▶ _Your instructions_
Present each line of the entries below that holds the word "title".

Lines of data
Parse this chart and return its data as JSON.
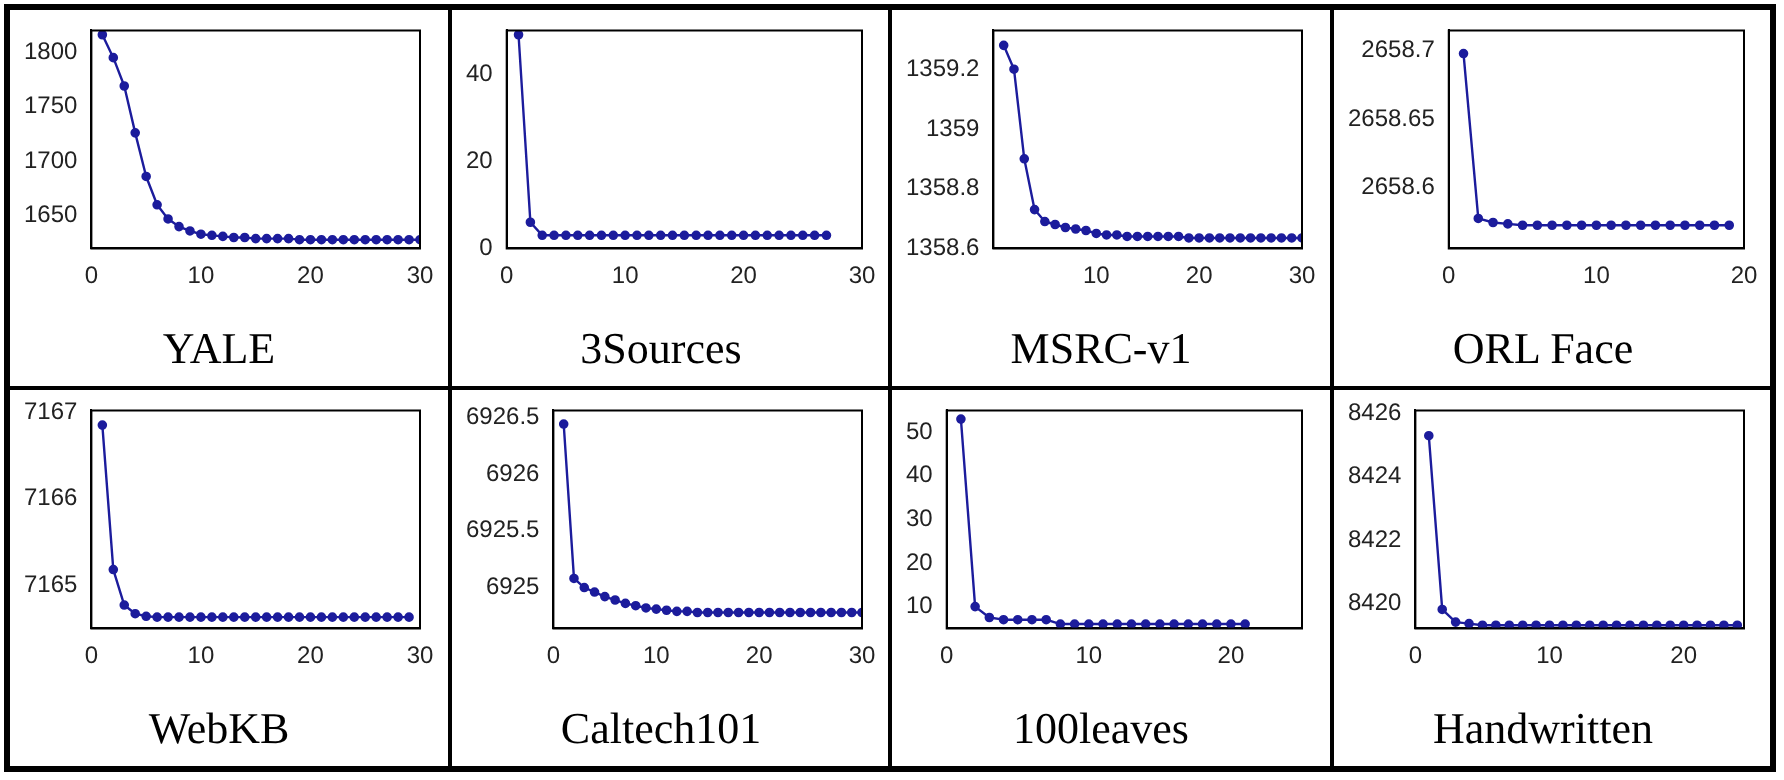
{
  "chart_data": [
    {
      "type": "line",
      "title": "YALE",
      "marker": "circle",
      "color": "#1c1c9c",
      "xlim": [
        0,
        30
      ],
      "xticks": [
        0,
        10,
        20,
        30
      ],
      "ylim": [
        1620,
        1820
      ],
      "yticks": [
        1650,
        1700,
        1750,
        1800
      ],
      "x": [
        1,
        2,
        3,
        4,
        5,
        6,
        7,
        8,
        9,
        10,
        11,
        12,
        13,
        14,
        15,
        16,
        17,
        18,
        19,
        20,
        21,
        22,
        23,
        24,
        25,
        26,
        27,
        28,
        29,
        30
      ],
      "values": [
        1816,
        1795,
        1769,
        1726,
        1686,
        1660,
        1647,
        1640,
        1636,
        1633,
        1632,
        1631,
        1630,
        1630,
        1629,
        1629,
        1629,
        1629,
        1628,
        1628,
        1628,
        1628,
        1628,
        1628,
        1628,
        1628,
        1628,
        1628,
        1628,
        1628
      ]
    },
    {
      "type": "line",
      "title": "3Sources",
      "marker": "circle",
      "color": "#1c1c9c",
      "xlim": [
        0,
        30
      ],
      "xticks": [
        0,
        10,
        20,
        30
      ],
      "ylim": [
        0,
        50
      ],
      "yticks": [
        0,
        20,
        40
      ],
      "x": [
        1,
        2,
        3,
        4,
        5,
        6,
        7,
        8,
        9,
        10,
        11,
        12,
        13,
        14,
        15,
        16,
        17,
        18,
        19,
        20,
        21,
        22,
        23,
        24,
        25,
        26,
        27
      ],
      "values": [
        49,
        6,
        3,
        3,
        3,
        3,
        3,
        3,
        3,
        3,
        3,
        3,
        3,
        3,
        3,
        3,
        3,
        3,
        3,
        3,
        3,
        3,
        3,
        3,
        3,
        3,
        3
      ]
    },
    {
      "type": "line",
      "title": "MSRC-v1",
      "marker": "circle",
      "color": "#1c1c9c",
      "xlim": [
        0,
        30
      ],
      "xticks": [
        10,
        20,
        30
      ],
      "ylim": [
        1358.6,
        1359.33
      ],
      "yticks": [
        1358.6,
        1358.8,
        1359,
        1359.2
      ],
      "x": [
        1,
        2,
        3,
        4,
        5,
        6,
        7,
        8,
        9,
        10,
        11,
        12,
        13,
        14,
        15,
        16,
        17,
        18,
        19,
        20,
        21,
        22,
        23,
        24,
        25,
        26,
        27,
        28,
        29,
        30
      ],
      "values": [
        1359.28,
        1359.2,
        1358.9,
        1358.73,
        1358.69,
        1358.68,
        1358.67,
        1358.665,
        1358.66,
        1358.65,
        1358.645,
        1358.645,
        1358.64,
        1358.64,
        1358.64,
        1358.64,
        1358.64,
        1358.64,
        1358.635,
        1358.635,
        1358.635,
        1358.635,
        1358.635,
        1358.635,
        1358.635,
        1358.635,
        1358.635,
        1358.635,
        1358.635,
        1358.635
      ]
    },
    {
      "type": "line",
      "title": "ORL Face",
      "marker": "circle",
      "color": "#1c1c9c",
      "xlim": [
        0,
        20
      ],
      "xticks": [
        0,
        10,
        20
      ],
      "ylim": [
        2658.555,
        2658.715
      ],
      "yticks": [
        2658.6,
        2658.65,
        2658.7
      ],
      "x": [
        1,
        2,
        3,
        4,
        5,
        6,
        7,
        8,
        9,
        10,
        11,
        12,
        13,
        14,
        15,
        16,
        17,
        18,
        19
      ],
      "values": [
        2658.698,
        2658.577,
        2658.574,
        2658.573,
        2658.572,
        2658.572,
        2658.572,
        2658.572,
        2658.572,
        2658.572,
        2658.572,
        2658.572,
        2658.572,
        2658.572,
        2658.572,
        2658.572,
        2658.572,
        2658.572,
        2658.572
      ]
    },
    {
      "type": "line",
      "title": "WebKB",
      "marker": "circle",
      "color": "#1c1c9c",
      "xlim": [
        0,
        30
      ],
      "xticks": [
        0,
        10,
        20,
        30
      ],
      "ylim": [
        7164.5,
        7167.02
      ],
      "yticks": [
        7165,
        7166,
        7167
      ],
      "x": [
        1,
        2,
        3,
        4,
        5,
        6,
        7,
        8,
        9,
        10,
        11,
        12,
        13,
        14,
        15,
        16,
        17,
        18,
        19,
        20,
        21,
        22,
        23,
        24,
        25,
        26,
        27,
        28,
        29
      ],
      "values": [
        7166.85,
        7165.18,
        7164.77,
        7164.67,
        7164.64,
        7164.63,
        7164.63,
        7164.63,
        7164.63,
        7164.63,
        7164.63,
        7164.63,
        7164.63,
        7164.63,
        7164.63,
        7164.63,
        7164.63,
        7164.63,
        7164.63,
        7164.63,
        7164.63,
        7164.63,
        7164.63,
        7164.63,
        7164.63,
        7164.63,
        7164.63,
        7164.63,
        7164.63
      ]
    },
    {
      "type": "line",
      "title": "Caltech101",
      "marker": "circle",
      "color": "#1c1c9c",
      "xlim": [
        0,
        30
      ],
      "xticks": [
        0,
        10,
        20,
        30
      ],
      "ylim": [
        6924.64,
        6926.56
      ],
      "yticks": [
        6925,
        6925.5,
        6926,
        6926.5
      ],
      "x": [
        1,
        2,
        3,
        4,
        5,
        6,
        7,
        8,
        9,
        10,
        11,
        12,
        13,
        14,
        15,
        16,
        17,
        18,
        19,
        20,
        21,
        22,
        23,
        24,
        25,
        26,
        27,
        28,
        29,
        30
      ],
      "values": [
        6926.44,
        6925.08,
        6925,
        6924.96,
        6924.92,
        6924.89,
        6924.86,
        6924.84,
        6924.82,
        6924.81,
        6924.8,
        6924.79,
        6924.79,
        6924.78,
        6924.78,
        6924.78,
        6924.78,
        6924.78,
        6924.78,
        6924.78,
        6924.78,
        6924.78,
        6924.78,
        6924.78,
        6924.78,
        6924.78,
        6924.78,
        6924.78,
        6924.78,
        6924.78
      ]
    },
    {
      "type": "line",
      "title": "100leaves",
      "marker": "circle",
      "color": "#1c1c9c",
      "xlim": [
        0,
        25
      ],
      "xticks": [
        0,
        10,
        20
      ],
      "ylim": [
        5,
        55
      ],
      "yticks": [
        10,
        20,
        30,
        40,
        50
      ],
      "x": [
        1,
        2,
        3,
        4,
        5,
        6,
        7,
        8,
        9,
        10,
        11,
        12,
        13,
        14,
        15,
        16,
        17,
        18,
        19,
        20,
        21
      ],
      "values": [
        53,
        10,
        7.5,
        7,
        7,
        7,
        7,
        6,
        6,
        6,
        6,
        6,
        6,
        6,
        6,
        6,
        6,
        6,
        6,
        6,
        6
      ]
    },
    {
      "type": "line",
      "title": "Handwritten",
      "marker": "circle",
      "color": "#1c1c9c",
      "xlim": [
        0,
        24.5
      ],
      "xticks": [
        0,
        10,
        20
      ],
      "ylim": [
        8419.2,
        8426.1
      ],
      "yticks": [
        8420,
        8422,
        8424,
        8426
      ],
      "x": [
        1,
        2,
        3,
        4,
        5,
        6,
        7,
        8,
        9,
        10,
        11,
        12,
        13,
        14,
        15,
        16,
        17,
        18,
        19,
        20,
        21,
        22,
        23,
        24
      ],
      "values": [
        8425.3,
        8419.8,
        8419.4,
        8419.35,
        8419.3,
        8419.3,
        8419.3,
        8419.3,
        8419.3,
        8419.3,
        8419.3,
        8419.3,
        8419.3,
        8419.3,
        8419.3,
        8419.3,
        8419.3,
        8419.3,
        8419.3,
        8419.3,
        8419.3,
        8419.3,
        8419.3,
        8419.3
      ]
    }
  ]
}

▶ _Exercise result_
      "title": "YALE",
      "title": "3Sources",
      "title": "MSRC-v1",
      "title": "ORL Face",
      "title": "WebKB",
      "title": "Caltech101",
      "title": "100leaves",
      "title": "Handwritten",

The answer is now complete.